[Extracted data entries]
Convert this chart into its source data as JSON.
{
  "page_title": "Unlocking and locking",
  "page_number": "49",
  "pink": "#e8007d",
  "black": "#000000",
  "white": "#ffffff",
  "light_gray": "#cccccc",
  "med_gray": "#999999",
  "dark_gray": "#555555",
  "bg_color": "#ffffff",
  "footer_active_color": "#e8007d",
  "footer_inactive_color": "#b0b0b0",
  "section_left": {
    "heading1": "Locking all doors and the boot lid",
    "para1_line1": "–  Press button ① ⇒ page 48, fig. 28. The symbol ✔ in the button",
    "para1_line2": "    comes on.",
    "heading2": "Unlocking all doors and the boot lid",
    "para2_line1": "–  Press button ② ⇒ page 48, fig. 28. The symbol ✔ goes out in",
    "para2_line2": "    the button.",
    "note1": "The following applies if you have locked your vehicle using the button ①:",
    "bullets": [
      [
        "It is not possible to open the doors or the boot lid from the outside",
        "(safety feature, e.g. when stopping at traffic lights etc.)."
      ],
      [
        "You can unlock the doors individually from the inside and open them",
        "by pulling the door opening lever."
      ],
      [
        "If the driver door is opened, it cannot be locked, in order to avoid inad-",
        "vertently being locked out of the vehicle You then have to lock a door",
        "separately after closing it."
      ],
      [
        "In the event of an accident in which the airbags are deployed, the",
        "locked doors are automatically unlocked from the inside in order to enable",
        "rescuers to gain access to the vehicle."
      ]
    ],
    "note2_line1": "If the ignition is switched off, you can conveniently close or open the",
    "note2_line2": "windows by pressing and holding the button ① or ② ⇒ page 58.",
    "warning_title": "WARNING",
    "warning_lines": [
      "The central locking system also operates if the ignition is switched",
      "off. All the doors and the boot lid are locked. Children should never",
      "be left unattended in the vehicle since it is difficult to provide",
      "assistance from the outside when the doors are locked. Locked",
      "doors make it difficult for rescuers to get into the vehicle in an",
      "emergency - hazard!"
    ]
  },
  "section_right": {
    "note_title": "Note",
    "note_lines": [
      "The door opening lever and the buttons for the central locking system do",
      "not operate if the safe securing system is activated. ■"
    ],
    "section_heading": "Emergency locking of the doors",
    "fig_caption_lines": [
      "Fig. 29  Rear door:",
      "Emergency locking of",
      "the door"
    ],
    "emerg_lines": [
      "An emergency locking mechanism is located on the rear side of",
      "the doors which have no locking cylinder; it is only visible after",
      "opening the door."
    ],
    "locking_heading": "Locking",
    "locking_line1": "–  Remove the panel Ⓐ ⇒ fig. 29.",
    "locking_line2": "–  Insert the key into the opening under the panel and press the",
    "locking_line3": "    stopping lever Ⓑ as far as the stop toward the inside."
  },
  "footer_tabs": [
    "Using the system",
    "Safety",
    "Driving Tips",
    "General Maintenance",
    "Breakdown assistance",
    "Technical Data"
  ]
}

Given exercise ▸
Identify the lines that contain the string "outside", and copy every one of them.

Answer ▸
        "It is not possible to open the doors or the boot lid from the outside",
      "assistance from the outside when the doors are locked. Locked",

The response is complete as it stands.